Repeat word for word the lines from the one containing "profile-avatar[interactable] — [148, 348, 194, 394]" through the one containing "comment-body-line2: I’m sure", with both of those lines included.

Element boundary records
________

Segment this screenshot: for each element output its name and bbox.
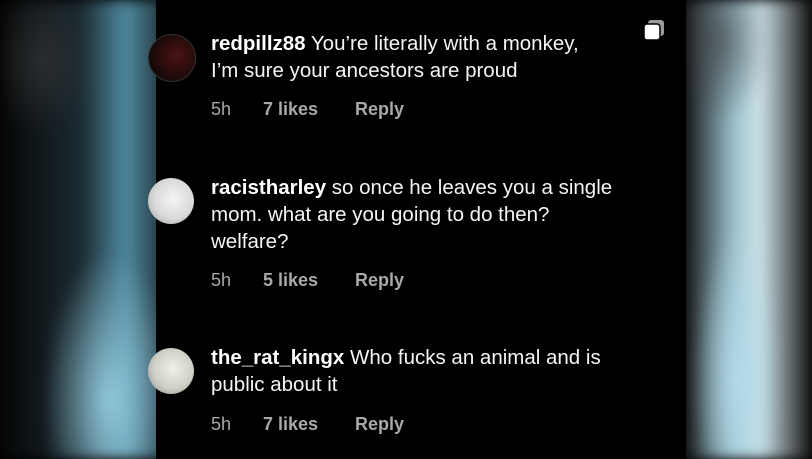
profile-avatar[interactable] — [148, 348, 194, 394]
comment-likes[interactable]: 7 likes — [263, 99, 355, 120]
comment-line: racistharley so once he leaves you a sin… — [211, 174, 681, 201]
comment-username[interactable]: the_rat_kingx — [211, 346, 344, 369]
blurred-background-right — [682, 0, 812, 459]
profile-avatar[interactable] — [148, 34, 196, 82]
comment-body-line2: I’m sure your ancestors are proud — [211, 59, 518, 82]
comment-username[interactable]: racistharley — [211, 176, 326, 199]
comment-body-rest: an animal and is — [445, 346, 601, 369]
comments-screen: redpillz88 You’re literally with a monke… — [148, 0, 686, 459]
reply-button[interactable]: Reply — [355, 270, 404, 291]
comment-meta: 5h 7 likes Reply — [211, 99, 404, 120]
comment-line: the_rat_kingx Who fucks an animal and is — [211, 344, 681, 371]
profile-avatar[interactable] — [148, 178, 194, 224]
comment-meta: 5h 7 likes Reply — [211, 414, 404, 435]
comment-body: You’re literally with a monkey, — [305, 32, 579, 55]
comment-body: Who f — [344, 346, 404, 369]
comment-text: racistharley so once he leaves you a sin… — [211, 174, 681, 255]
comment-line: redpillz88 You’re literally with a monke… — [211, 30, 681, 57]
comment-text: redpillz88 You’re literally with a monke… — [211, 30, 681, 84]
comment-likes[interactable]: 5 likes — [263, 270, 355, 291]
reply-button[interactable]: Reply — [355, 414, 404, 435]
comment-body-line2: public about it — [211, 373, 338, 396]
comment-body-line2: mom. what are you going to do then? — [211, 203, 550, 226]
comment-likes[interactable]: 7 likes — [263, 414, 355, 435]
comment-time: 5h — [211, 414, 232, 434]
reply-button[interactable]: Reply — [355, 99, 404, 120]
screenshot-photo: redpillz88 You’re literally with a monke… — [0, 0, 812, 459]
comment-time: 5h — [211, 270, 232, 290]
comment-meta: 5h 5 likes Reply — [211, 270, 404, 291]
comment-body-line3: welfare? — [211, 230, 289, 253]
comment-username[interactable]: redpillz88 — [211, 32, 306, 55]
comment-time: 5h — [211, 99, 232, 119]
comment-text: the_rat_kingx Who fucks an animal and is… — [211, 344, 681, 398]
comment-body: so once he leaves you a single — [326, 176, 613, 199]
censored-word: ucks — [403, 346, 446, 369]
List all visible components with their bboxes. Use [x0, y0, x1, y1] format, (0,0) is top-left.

________

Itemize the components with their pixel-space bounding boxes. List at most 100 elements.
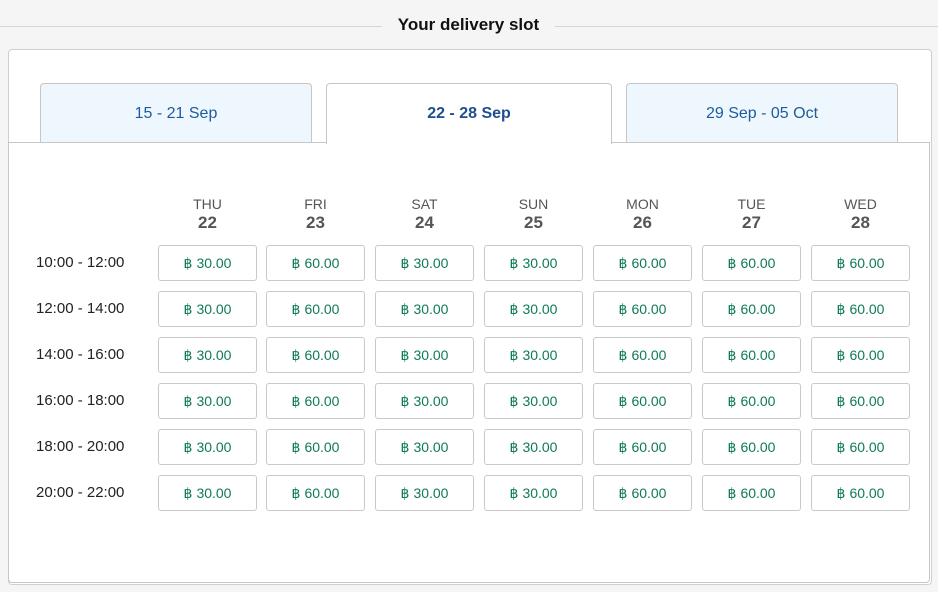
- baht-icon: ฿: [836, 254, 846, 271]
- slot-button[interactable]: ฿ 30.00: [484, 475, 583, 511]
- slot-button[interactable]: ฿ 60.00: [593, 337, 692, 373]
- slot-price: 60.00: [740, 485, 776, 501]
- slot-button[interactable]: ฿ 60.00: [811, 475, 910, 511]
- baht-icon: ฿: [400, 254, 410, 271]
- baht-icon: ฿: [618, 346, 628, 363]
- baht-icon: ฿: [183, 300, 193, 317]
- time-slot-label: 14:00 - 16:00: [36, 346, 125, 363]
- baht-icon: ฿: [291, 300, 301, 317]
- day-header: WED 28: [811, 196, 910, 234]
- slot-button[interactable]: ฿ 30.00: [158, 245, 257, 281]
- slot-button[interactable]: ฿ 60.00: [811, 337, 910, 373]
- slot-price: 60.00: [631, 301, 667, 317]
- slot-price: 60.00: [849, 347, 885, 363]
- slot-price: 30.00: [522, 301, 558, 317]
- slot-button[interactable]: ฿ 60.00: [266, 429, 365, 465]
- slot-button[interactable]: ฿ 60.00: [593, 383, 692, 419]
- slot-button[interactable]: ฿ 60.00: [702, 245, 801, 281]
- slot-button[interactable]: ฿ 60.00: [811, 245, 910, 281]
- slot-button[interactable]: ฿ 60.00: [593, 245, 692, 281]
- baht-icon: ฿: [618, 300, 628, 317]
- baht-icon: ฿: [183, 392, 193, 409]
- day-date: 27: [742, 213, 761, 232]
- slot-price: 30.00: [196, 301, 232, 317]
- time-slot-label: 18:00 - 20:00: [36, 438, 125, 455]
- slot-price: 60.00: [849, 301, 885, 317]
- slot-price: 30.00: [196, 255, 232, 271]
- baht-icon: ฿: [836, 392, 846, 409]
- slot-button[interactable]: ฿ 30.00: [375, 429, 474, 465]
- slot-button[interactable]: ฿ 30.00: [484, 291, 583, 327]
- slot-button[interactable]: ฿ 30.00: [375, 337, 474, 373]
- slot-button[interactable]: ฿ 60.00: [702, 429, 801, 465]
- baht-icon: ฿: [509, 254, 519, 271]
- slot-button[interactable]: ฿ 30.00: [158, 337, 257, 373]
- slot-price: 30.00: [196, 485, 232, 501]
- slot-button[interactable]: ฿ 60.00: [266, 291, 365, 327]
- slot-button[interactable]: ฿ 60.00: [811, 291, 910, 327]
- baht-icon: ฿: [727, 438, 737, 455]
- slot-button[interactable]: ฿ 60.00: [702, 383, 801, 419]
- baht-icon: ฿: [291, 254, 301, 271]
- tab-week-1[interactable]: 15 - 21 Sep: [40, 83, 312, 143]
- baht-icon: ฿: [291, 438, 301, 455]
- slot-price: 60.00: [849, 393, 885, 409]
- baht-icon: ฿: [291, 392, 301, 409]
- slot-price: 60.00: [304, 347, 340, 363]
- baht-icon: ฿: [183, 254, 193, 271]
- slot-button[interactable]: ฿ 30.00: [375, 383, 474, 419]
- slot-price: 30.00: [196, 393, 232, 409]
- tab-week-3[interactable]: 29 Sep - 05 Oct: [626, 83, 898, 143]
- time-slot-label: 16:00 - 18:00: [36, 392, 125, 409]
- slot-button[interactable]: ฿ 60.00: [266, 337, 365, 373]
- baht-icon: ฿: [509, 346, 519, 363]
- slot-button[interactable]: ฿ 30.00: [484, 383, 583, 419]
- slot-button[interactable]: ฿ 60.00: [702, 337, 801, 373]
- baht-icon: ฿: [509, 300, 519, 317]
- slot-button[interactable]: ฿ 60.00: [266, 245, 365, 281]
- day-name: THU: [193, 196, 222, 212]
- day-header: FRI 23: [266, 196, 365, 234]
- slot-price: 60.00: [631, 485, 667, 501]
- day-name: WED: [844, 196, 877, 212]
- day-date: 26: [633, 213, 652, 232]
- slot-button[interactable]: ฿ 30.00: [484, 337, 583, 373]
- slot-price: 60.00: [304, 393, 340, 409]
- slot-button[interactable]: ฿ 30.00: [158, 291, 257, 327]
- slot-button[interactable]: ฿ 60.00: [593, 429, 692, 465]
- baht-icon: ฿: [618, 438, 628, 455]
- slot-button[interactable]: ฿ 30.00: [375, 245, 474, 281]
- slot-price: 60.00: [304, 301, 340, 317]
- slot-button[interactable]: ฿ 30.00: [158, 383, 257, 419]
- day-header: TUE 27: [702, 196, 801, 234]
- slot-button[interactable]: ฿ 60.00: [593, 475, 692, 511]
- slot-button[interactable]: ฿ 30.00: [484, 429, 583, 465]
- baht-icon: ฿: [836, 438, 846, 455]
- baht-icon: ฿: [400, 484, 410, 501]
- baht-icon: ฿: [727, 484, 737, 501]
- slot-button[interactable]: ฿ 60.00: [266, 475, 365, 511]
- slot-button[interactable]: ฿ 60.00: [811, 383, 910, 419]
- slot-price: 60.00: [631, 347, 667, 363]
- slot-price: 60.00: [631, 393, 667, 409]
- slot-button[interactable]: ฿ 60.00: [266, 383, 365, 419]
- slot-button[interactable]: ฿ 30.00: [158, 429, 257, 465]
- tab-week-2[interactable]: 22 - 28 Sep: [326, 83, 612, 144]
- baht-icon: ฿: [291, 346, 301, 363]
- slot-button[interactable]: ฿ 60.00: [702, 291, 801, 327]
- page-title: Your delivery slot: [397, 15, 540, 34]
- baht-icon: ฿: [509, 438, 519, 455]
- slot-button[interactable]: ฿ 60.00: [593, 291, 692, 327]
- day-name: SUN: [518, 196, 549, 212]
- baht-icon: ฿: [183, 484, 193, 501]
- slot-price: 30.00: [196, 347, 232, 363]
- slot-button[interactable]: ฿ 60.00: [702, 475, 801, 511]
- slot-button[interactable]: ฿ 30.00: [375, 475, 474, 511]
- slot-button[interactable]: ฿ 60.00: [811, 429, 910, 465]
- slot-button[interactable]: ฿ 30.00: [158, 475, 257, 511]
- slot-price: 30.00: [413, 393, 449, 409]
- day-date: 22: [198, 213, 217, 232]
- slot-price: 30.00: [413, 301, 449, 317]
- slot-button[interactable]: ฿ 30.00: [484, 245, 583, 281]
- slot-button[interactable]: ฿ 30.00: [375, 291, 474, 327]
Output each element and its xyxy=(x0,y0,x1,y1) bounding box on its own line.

________

● **REPLY TO THE TASK**:
profile-avatar[interactable] — [148, 348, 194, 394]
comment-likes[interactable]: 7 likes — [263, 99, 355, 120]
comment-line: racistharley so once he leaves you a sin… — [211, 174, 681, 201]
comment-username[interactable]: the_rat_kingx — [211, 346, 344, 369]
blurred-background-right — [682, 0, 812, 459]
profile-avatar[interactable] — [148, 34, 196, 82]
comment-body-line2: I’m sure your ancestors are proud — [211, 59, 518, 82]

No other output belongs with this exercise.